**Task to carry out**
Identify the lines that contain the word "this", then copy them.
>>>>>
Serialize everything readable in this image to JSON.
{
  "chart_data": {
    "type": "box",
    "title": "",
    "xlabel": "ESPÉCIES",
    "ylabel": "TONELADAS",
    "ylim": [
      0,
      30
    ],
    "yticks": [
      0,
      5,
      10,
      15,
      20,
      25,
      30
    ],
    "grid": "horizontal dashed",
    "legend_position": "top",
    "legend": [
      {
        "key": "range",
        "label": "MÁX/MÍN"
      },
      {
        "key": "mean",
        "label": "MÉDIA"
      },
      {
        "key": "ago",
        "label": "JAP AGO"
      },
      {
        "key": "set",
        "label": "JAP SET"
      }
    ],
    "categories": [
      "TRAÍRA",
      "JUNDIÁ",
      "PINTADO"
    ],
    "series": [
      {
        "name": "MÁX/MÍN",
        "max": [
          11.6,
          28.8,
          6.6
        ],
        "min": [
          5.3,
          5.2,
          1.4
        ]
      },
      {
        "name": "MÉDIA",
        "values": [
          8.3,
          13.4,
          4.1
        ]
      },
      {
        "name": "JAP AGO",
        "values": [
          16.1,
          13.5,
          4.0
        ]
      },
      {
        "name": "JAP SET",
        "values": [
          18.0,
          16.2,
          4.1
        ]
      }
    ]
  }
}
<<<<<
>>>>>
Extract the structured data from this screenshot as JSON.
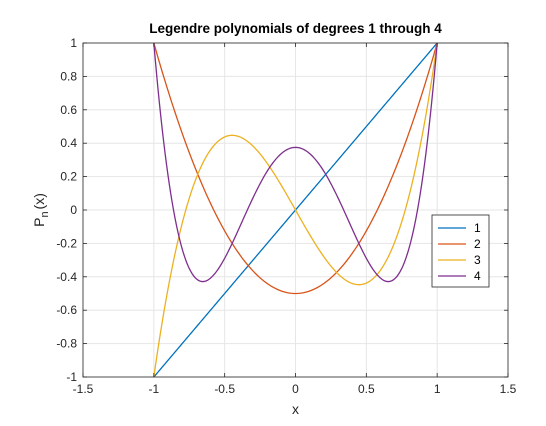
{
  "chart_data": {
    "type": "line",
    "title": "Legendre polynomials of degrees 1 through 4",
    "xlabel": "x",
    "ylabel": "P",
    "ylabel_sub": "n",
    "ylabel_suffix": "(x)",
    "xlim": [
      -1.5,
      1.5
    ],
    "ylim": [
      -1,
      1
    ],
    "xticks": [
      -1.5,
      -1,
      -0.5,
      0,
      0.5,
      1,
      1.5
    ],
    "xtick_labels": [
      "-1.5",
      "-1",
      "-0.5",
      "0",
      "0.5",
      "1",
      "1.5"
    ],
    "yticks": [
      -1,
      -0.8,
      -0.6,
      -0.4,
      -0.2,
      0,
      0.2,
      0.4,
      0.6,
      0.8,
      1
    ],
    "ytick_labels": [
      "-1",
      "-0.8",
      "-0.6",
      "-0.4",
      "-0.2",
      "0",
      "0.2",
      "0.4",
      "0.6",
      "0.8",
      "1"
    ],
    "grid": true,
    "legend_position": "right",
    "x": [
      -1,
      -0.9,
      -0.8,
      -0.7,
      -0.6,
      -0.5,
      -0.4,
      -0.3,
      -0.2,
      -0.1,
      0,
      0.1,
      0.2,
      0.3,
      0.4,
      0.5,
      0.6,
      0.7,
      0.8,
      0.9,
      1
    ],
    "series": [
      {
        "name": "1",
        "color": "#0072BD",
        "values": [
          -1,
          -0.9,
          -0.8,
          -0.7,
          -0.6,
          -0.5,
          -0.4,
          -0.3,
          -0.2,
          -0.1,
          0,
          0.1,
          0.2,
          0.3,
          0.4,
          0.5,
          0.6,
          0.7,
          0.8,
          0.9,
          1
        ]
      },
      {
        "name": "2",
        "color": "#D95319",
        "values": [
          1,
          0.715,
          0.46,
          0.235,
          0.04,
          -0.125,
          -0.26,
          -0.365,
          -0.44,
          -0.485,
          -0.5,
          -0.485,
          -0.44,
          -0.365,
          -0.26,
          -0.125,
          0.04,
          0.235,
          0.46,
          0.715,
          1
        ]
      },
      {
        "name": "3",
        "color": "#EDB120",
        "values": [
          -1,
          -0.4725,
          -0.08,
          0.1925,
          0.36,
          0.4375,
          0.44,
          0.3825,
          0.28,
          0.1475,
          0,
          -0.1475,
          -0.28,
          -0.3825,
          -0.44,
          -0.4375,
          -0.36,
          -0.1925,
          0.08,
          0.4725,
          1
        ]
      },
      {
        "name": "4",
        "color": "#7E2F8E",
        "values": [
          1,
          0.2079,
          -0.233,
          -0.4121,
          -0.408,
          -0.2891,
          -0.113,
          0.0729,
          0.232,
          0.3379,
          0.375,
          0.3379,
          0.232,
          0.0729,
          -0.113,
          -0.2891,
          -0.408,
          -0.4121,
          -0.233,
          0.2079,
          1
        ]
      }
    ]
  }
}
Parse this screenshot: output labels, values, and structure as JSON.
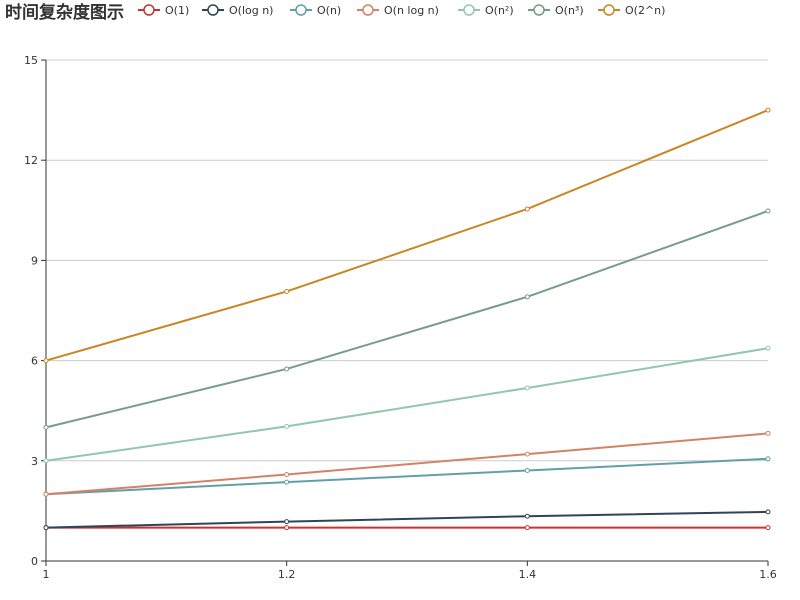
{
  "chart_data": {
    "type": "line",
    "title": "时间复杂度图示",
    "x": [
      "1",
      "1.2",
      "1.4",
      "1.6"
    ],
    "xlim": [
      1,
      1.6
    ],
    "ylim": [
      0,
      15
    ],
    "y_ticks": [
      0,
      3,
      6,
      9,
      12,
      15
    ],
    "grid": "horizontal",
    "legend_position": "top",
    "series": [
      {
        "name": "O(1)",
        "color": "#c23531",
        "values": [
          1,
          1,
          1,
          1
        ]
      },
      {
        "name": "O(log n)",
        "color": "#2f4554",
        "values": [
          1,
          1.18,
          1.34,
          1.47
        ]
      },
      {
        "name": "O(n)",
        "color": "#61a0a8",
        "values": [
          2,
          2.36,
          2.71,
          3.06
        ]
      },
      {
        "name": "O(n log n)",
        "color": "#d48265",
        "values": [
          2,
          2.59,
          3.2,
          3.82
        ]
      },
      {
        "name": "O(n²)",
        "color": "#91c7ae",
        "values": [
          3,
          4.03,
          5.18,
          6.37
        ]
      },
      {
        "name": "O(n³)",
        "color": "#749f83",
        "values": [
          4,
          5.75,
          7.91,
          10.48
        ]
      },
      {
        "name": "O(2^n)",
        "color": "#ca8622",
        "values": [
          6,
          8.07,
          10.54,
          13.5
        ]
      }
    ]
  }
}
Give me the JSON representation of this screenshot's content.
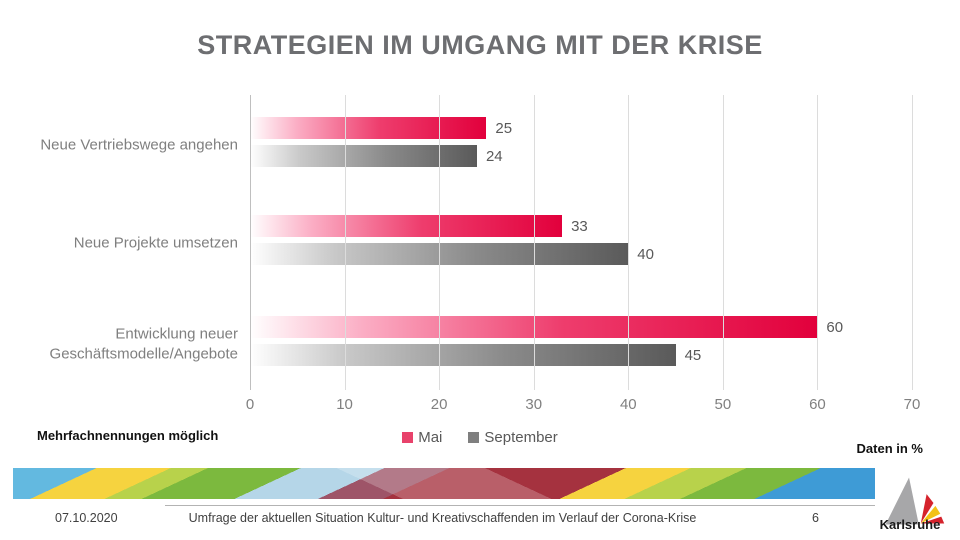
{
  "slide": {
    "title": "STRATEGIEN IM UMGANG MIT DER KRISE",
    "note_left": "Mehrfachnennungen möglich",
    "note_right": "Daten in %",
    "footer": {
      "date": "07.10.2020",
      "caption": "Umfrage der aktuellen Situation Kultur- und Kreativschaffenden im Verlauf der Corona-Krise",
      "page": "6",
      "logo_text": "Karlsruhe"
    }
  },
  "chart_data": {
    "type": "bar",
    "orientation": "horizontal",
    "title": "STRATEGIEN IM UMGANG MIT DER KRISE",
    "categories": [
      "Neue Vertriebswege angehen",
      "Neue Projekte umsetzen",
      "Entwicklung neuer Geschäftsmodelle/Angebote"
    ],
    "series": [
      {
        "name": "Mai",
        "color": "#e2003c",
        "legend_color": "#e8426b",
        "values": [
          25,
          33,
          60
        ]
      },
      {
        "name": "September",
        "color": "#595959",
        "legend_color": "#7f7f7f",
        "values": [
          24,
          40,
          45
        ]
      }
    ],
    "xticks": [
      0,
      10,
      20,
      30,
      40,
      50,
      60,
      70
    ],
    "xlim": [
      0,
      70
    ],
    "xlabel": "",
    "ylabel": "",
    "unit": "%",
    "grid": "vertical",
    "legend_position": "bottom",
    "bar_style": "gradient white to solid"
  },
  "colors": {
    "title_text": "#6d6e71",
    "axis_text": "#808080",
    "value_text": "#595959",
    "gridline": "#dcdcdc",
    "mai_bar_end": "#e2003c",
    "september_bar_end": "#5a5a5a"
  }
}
<<<<<
**Solution to the problem**
Serialize everything readable in this image to JSON.
Extract the structured data from this screenshot as JSON.
Parse this screenshot: output labels, values, and structure as JSON.
Give me the JSON representation of this screenshot's content.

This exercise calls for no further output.